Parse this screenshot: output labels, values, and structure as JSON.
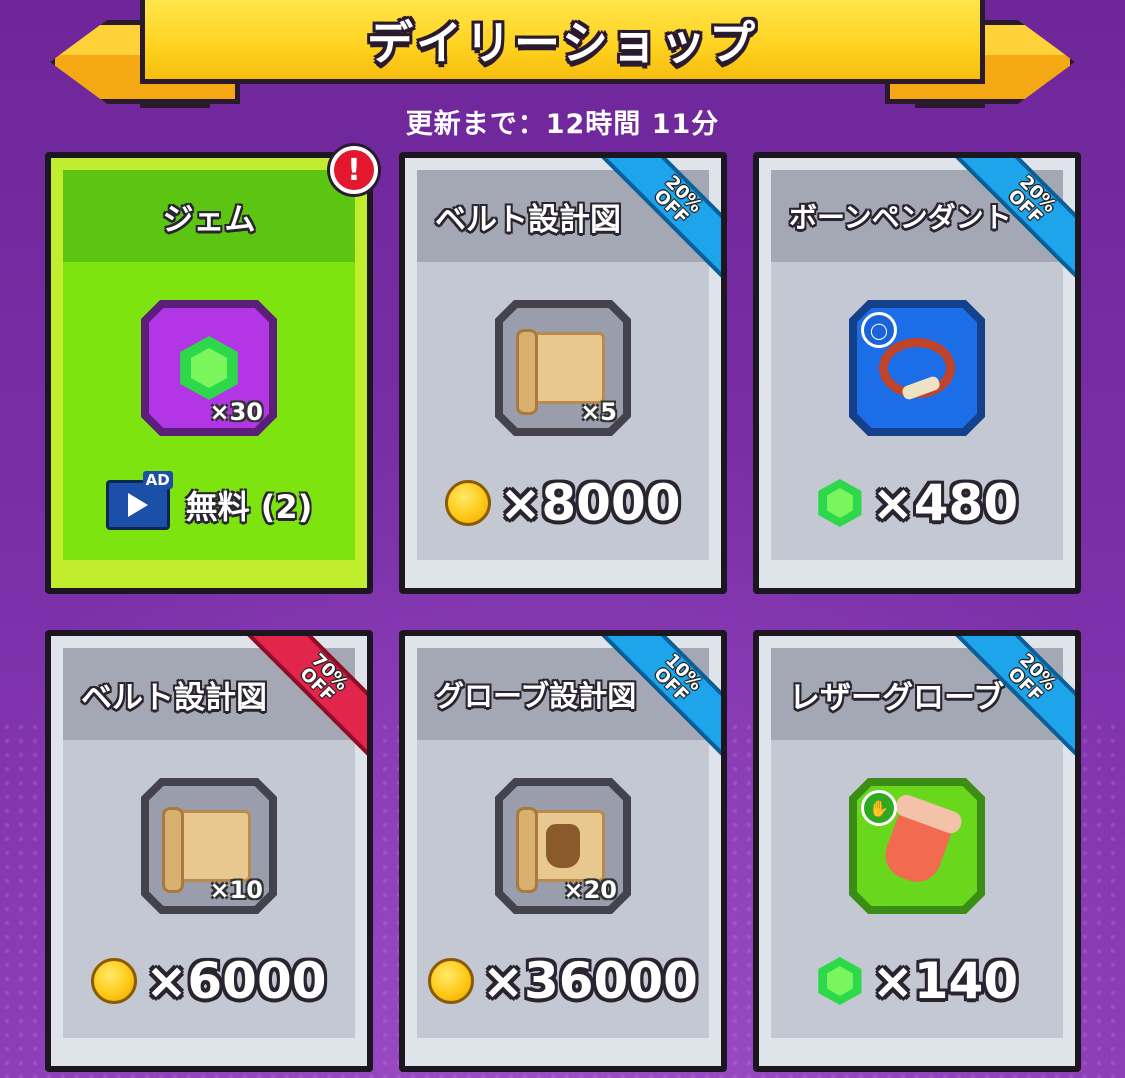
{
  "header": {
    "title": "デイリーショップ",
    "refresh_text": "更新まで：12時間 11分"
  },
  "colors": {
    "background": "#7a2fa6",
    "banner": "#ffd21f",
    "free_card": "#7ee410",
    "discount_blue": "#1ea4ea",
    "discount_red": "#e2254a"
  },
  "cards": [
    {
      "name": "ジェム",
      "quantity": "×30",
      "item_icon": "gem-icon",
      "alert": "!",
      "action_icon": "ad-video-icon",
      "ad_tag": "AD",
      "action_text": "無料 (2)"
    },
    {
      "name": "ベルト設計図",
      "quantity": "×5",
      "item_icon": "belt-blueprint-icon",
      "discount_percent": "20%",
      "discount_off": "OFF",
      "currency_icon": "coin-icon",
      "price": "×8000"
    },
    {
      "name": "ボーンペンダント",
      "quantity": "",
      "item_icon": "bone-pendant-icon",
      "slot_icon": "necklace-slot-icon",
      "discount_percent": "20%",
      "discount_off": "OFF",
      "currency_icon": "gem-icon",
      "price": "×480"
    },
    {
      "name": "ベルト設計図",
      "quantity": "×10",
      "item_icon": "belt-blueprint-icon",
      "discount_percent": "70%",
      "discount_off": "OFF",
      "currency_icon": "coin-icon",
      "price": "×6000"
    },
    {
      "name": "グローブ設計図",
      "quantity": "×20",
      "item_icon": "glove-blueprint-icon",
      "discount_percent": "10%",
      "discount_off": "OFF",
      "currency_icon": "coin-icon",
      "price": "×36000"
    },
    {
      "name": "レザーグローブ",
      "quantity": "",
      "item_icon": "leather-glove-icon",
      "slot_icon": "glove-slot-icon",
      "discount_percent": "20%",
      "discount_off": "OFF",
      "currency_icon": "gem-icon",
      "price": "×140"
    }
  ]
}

* * *

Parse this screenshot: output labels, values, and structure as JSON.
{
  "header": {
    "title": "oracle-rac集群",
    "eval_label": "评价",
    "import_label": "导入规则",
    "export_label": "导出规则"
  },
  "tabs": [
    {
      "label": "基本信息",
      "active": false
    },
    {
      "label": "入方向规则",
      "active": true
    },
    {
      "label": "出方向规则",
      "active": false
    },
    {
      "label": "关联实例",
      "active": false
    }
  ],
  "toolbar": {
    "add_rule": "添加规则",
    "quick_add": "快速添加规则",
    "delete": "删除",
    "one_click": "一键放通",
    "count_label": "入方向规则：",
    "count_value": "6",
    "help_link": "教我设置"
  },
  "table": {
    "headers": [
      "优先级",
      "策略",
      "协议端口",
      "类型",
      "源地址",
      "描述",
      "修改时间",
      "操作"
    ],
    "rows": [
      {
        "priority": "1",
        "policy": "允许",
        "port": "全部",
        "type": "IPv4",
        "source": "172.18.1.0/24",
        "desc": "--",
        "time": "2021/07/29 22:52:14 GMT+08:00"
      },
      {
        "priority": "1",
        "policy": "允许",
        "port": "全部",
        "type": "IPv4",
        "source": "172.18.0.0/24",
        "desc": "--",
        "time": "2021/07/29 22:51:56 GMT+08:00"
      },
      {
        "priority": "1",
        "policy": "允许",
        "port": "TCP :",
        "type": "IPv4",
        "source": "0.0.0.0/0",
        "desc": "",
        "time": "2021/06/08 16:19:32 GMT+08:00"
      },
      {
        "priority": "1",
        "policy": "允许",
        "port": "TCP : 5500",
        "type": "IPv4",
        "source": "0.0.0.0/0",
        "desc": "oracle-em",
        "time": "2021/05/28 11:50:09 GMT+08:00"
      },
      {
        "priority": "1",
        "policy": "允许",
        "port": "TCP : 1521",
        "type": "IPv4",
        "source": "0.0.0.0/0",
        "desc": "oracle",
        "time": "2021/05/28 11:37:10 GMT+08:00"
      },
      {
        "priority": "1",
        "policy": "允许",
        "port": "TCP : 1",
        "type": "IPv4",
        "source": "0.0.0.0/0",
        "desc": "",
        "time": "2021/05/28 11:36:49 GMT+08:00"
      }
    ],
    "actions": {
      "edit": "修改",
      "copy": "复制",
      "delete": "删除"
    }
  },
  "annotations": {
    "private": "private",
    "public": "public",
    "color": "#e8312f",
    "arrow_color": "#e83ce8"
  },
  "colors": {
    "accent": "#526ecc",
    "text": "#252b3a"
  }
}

* * *

▶ _Short task_:
Scan the material above. Return every line containing the string "time".

▶ _Solution for this exercise_:
        "time": "2021/07/29 22:52:14 GMT+08:00"
        "time": "2021/07/29 22:51:56 GMT+08:00"
        "time": "2021/06/08 16:19:32 GMT+08:00"
        "time": "2021/05/28 11:50:09 GMT+08:00"
        "time": "2021/05/28 11:37:10 GMT+08:00"
        "time": "2021/05/28 11:36:49 GMT+08:00"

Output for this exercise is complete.